--- Start INFORMATION GIVEN ---

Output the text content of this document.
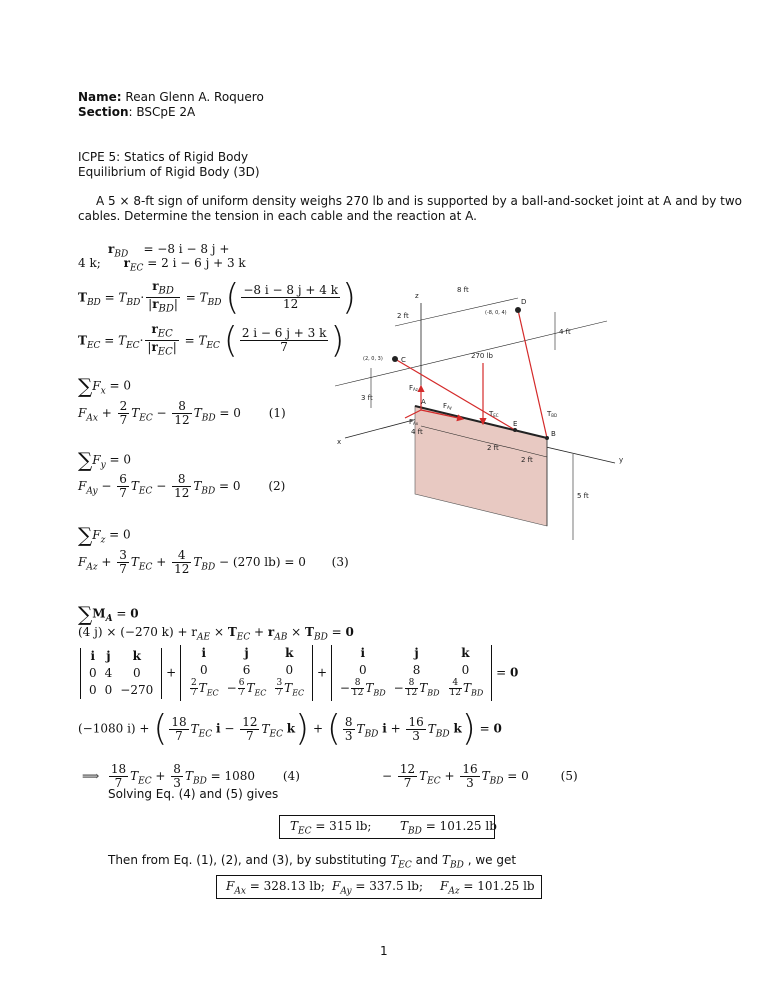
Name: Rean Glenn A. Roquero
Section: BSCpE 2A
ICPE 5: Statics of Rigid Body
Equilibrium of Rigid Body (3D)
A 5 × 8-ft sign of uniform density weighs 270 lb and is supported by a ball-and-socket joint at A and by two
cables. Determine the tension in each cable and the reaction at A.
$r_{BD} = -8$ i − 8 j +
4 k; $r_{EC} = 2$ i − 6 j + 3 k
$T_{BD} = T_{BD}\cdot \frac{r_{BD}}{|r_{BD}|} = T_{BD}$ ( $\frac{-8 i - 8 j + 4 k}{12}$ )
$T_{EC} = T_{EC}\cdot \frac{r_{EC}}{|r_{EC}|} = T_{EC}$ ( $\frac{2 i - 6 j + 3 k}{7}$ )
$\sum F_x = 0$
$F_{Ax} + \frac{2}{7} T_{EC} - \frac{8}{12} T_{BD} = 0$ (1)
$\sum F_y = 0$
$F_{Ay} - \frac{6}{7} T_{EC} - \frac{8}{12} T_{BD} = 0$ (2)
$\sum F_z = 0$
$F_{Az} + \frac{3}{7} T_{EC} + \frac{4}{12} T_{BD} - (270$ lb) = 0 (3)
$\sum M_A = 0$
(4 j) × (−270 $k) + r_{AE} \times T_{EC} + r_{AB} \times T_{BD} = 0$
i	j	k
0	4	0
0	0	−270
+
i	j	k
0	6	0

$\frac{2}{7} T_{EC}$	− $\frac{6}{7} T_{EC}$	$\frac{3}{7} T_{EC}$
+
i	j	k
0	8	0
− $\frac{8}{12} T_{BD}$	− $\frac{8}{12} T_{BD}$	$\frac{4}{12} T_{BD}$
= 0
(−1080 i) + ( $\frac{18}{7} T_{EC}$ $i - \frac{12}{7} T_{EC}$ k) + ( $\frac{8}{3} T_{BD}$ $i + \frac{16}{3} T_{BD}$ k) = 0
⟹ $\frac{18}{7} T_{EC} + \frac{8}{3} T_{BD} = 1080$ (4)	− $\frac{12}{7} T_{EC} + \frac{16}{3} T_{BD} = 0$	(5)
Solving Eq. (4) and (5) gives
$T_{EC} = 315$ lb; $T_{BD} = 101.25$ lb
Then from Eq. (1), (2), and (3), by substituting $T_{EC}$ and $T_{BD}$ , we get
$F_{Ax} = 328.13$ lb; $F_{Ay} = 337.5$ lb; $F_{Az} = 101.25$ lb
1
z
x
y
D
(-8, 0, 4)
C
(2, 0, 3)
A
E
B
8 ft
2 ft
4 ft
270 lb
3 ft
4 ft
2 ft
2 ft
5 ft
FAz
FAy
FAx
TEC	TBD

--- End INFORMATION GIVEN ---

_GIVEN PROBLEM:_ Find the word "Body" in the data and copy out each line where it turns up.

_OUTPUT OF THE EXERCISE:_
ICPE 5: Statics of Rigid Body
Equilibrium of Rigid Body (3D)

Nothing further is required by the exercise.